Short problem:
Present the data once more in exactly its original form.

Records to process:
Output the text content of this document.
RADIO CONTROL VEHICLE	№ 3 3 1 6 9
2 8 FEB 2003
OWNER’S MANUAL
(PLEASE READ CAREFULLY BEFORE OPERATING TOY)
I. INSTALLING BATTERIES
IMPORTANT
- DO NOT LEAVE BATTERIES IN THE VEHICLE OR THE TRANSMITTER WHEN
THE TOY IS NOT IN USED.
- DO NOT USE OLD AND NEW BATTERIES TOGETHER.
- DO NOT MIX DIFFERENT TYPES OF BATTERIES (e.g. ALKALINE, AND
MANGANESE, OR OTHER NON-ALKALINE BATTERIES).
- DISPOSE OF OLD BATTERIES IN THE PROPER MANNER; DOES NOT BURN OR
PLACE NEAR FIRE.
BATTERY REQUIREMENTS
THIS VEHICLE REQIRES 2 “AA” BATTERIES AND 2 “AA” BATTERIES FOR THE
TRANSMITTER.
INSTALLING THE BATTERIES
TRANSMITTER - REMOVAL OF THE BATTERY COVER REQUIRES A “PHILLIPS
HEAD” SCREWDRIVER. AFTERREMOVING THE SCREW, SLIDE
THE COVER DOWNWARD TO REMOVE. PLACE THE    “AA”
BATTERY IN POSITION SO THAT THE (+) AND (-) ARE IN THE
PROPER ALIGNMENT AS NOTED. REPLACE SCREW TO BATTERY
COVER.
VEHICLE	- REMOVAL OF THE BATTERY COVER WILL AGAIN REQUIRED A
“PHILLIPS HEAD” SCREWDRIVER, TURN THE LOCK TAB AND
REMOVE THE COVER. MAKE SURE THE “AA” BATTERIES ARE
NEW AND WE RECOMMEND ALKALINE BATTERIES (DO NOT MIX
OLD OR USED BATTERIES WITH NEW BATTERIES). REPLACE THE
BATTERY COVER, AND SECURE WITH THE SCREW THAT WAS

Solution for this problem:
Output the text content of this document.
RADIO CONTROL VEHICLE	№ 3 3 1 6 9
2 8 FEB 2003
OWNER’S MANUAL
(PLEASE READ CAREFULLY BEFORE OPERATING TOY)
I. INSTALLING BATTERIES
IMPORTANT
- DO NOT LEAVE BATTERIES IN THE VEHICLE OR THE TRANSMITTER WHEN
THE TOY IS NOT IN USED.
- DO NOT USE OLD AND NEW BATTERIES TOGETHER.
- DO NOT MIX DIFFERENT TYPES OF BATTERIES (e.g. ALKALINE, AND
MANGANESE, OR OTHER NON-ALKALINE BATTERIES).
- DISPOSE OF OLD BATTERIES IN THE PROPER MANNER; DOES NOT BURN OR
PLACE NEAR FIRE.
BATTERY REQUIREMENTS
THIS VEHICLE REQIRES 2 “AA” BATTERIES AND 2 “AA” BATTERIES FOR THE
TRANSMITTER.
INSTALLING THE BATTERIES
TRANSMITTER - REMOVAL OF THE BATTERY COVER REQUIRES A “PHILLIPS
HEAD” SCREWDRIVER. AFTERREMOVING THE SCREW, SLIDE
THE COVER DOWNWARD TO REMOVE. PLACE THE    “AA”
BATTERY IN POSITION SO THAT THE (+) AND (-) ARE IN THE
PROPER ALIGNMENT AS NOTED. REPLACE SCREW TO BATTERY
COVER.
VEHICLE	- REMOVAL OF THE BATTERY COVER WILL AGAIN REQUIRED A
“PHILLIPS HEAD” SCREWDRIVER, TURN THE LOCK TAB AND
REMOVE THE COVER. MAKE SURE THE “AA” BATTERIES ARE
NEW AND WE RECOMMEND ALKALINE BATTERIES (DO NOT MIX
OLD OR USED BATTERIES WITH NEW BATTERIES). REPLACE THE
BATTERY COVER, AND SECURE WITH THE SCREW THAT WAS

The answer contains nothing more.